Exercise description: Retype the data below without altering anything.

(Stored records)
┌──
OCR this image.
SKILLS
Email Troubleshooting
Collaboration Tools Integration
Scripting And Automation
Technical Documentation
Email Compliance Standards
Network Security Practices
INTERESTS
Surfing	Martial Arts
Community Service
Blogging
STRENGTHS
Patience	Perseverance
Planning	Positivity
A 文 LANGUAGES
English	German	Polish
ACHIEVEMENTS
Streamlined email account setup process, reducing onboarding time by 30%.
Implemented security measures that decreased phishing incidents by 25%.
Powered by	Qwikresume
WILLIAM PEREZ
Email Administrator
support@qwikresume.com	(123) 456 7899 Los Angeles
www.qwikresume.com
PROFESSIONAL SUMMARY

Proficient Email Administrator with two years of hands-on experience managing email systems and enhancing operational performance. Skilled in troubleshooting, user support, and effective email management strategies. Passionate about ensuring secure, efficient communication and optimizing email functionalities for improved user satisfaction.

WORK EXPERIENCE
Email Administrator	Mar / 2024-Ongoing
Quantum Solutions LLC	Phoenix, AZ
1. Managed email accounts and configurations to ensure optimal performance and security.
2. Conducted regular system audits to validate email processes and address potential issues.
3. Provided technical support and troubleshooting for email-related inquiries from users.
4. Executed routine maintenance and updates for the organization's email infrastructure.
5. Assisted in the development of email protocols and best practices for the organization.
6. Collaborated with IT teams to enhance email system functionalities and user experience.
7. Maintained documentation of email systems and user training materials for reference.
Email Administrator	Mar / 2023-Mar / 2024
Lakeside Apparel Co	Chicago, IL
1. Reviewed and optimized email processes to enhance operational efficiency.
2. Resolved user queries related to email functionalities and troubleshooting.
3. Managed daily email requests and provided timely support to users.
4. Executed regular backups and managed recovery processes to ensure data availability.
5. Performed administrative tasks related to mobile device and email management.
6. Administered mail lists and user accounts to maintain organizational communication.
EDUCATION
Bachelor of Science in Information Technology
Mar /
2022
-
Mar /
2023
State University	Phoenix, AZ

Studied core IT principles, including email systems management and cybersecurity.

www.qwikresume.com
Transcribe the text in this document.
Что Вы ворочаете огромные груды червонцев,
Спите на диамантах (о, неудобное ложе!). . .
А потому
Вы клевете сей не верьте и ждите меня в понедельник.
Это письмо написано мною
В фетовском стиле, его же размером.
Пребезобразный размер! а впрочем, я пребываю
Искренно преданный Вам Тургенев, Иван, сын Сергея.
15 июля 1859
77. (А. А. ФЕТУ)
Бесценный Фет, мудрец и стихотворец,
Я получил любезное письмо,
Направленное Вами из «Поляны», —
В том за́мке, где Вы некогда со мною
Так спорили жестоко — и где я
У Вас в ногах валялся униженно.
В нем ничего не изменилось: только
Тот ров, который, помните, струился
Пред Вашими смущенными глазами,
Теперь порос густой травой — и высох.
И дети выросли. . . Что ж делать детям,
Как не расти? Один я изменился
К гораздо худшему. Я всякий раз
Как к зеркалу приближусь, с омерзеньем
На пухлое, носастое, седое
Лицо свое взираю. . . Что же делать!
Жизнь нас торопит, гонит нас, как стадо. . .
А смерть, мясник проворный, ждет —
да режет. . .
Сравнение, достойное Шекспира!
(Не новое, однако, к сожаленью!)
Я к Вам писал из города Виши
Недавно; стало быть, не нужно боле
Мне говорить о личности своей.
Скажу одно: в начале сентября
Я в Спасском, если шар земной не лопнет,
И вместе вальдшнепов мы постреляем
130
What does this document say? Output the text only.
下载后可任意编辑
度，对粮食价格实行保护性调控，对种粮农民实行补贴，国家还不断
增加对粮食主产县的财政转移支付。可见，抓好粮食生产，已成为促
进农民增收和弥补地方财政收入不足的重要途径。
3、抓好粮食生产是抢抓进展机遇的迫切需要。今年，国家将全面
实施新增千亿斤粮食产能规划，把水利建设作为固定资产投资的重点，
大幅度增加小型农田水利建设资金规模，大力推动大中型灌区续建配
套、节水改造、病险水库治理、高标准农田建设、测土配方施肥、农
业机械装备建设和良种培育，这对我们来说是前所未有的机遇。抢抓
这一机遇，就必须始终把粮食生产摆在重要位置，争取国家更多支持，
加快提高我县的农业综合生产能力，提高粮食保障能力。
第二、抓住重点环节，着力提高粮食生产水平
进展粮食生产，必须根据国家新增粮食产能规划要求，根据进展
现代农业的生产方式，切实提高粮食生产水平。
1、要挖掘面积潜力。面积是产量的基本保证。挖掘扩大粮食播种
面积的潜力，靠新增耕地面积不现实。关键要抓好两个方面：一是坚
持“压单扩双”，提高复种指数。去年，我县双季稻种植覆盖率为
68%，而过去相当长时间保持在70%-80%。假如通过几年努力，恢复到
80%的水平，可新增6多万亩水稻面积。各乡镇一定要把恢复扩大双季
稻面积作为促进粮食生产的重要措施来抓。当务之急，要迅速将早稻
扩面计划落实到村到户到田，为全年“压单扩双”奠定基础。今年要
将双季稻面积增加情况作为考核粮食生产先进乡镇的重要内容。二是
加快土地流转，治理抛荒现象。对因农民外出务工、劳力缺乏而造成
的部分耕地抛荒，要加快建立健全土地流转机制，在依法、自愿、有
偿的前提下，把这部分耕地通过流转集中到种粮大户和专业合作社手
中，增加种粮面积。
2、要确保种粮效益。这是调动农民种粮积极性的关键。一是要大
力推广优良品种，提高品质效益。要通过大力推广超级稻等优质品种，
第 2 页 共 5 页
└──
Solution to the exercise:
OCR this image.
SKILLS
Email Troubleshooting
Collaboration Tools Integration
Scripting And Automation
Technical Documentation
Email Compliance Standards
Network Security Practices
INTERESTS
Surfing	Martial Arts
Community Service
Blogging
STRENGTHS
Patience	Perseverance
Planning	Positivity
A 文 LANGUAGES
English	German	Polish
ACHIEVEMENTS
Streamlined email account setup process, reducing onboarding time by 30%.
Implemented security measures that decreased phishing incidents by 25%.
Powered by	Qwikresume
WILLIAM PEREZ
Email Administrator
support@qwikresume.com	(123) 456 7899 Los Angeles
www.qwikresume.com
PROFESSIONAL SUMMARY

Proficient Email Administrator with two years of hands-on experience managing email systems and enhancing operational performance. Skilled in troubleshooting, user support, and effective email management strategies. Passionate about ensuring secure, efficient communication and optimizing email functionalities for improved user satisfaction.

WORK EXPERIENCE
Email Administrator	Mar / 2024-Ongoing
Quantum Solutions LLC	Phoenix, AZ
1. Managed email accounts and configurations to ensure optimal performance and security.
2. Conducted regular system audits to validate email processes and address potential issues.
3. Provided technical support and troubleshooting for email-related inquiries from users.
4. Executed routine maintenance and updates for the organization's email infrastructure.
5. Assisted in the development of email protocols and best practices for the organization.
6. Collaborated with IT teams to enhance email system functionalities and user experience.
7. Maintained documentation of email systems and user training materials for reference.
Email Administrator	Mar / 2023-Mar / 2024
Lakeside Apparel Co	Chicago, IL
1. Reviewed and optimized email processes to enhance operational efficiency.
2. Resolved user queries related to email functionalities and troubleshooting.
3. Managed daily email requests and provided timely support to users.
4. Executed regular backups and managed recovery processes to ensure data availability.
5. Performed administrative tasks related to mobile device and email management.
6. Administered mail lists and user accounts to maintain organizational communication.
EDUCATION
Bachelor of Science in Information Technology
Mar /
2022
-
Mar /
2023
State University	Phoenix, AZ

Studied core IT principles, including email systems management and cybersecurity.

www.qwikresume.com
Transcribe the text in this document.
Что Вы ворочаете огромные груды червонцев,
Спите на диамантах (о, неудобное ложе!). . .
А потому
Вы клевете сей не верьте и ждите меня в понедельник.
Это письмо написано мною
В фетовском стиле, его же размером.
Пребезобразный размер! а впрочем, я пребываю
Искренно преданный Вам Тургенев, Иван, сын Сергея.
15 июля 1859
77. (А. А. ФЕТУ)
Бесценный Фет, мудрец и стихотворец,
Я получил любезное письмо,
Направленное Вами из «Поляны», —
В том за́мке, где Вы некогда со мною
Так спорили жестоко — и где я
У Вас в ногах валялся униженно.
В нем ничего не изменилось: только
Тот ров, который, помните, струился
Пред Вашими смущенными глазами,
Теперь порос густой травой — и высох.
И дети выросли. . . Что ж делать детям,
Как не расти? Один я изменился
К гораздо худшему. Я всякий раз
Как к зеркалу приближусь, с омерзеньем
На пухлое, носастое, седое
Лицо свое взираю. . . Что же делать!
Жизнь нас торопит, гонит нас, как стадо. . .
А смерть, мясник проворный, ждет —
да режет. . .
Сравнение, достойное Шекспира!
(Не новое, однако, к сожаленью!)
Я к Вам писал из города Виши
Недавно; стало быть, не нужно боле
Мне говорить о личности своей.
Скажу одно: в начале сентября
Я в Спасском, если шар земной не лопнет,
И вместе вальдшнепов мы постреляем
130
What does this document say? Output the text only.
下载后可任意编辑
度，对粮食价格实行保护性调控，对种粮农民实行补贴，国家还不断
增加对粮食主产县的财政转移支付。可见，抓好粮食生产，已成为促
进农民增收和弥补地方财政收入不足的重要途径。
3、抓好粮食生产是抢抓进展机遇的迫切需要。今年，国家将全面
实施新增千亿斤粮食产能规划，把水利建设作为固定资产投资的重点，
大幅度增加小型农田水利建设资金规模，大力推动大中型灌区续建配
套、节水改造、病险水库治理、高标准农田建设、测土配方施肥、农
业机械装备建设和良种培育，这对我们来说是前所未有的机遇。抢抓
这一机遇，就必须始终把粮食生产摆在重要位置，争取国家更多支持，
加快提高我县的农业综合生产能力，提高粮食保障能力。
第二、抓住重点环节，着力提高粮食生产水平
进展粮食生产，必须根据国家新增粮食产能规划要求，根据进展
现代农业的生产方式，切实提高粮食生产水平。
1、要挖掘面积潜力。面积是产量的基本保证。挖掘扩大粮食播种
面积的潜力，靠新增耕地面积不现实。关键要抓好两个方面：一是坚
持“压单扩双”，提高复种指数。去年，我县双季稻种植覆盖率为
68%，而过去相当长时间保持在70%-80%。假如通过几年努力，恢复到
80%的水平，可新增6多万亩水稻面积。各乡镇一定要把恢复扩大双季
稻面积作为促进粮食生产的重要措施来抓。当务之急，要迅速将早稻
扩面计划落实到村到户到田，为全年“压单扩双”奠定基础。今年要
将双季稻面积增加情况作为考核粮食生产先进乡镇的重要内容。二是
加快土地流转，治理抛荒现象。对因农民外出务工、劳力缺乏而造成
的部分耕地抛荒，要加快建立健全土地流转机制，在依法、自愿、有
偿的前提下，把这部分耕地通过流转集中到种粮大户和专业合作社手
中，增加种粮面积。
2、要确保种粮效益。这是调动农民种粮积极性的关键。一是要大
力推广优良品种，提高品质效益。要通过大力推广超级稻等优质品种，
第 2 页 共 5 页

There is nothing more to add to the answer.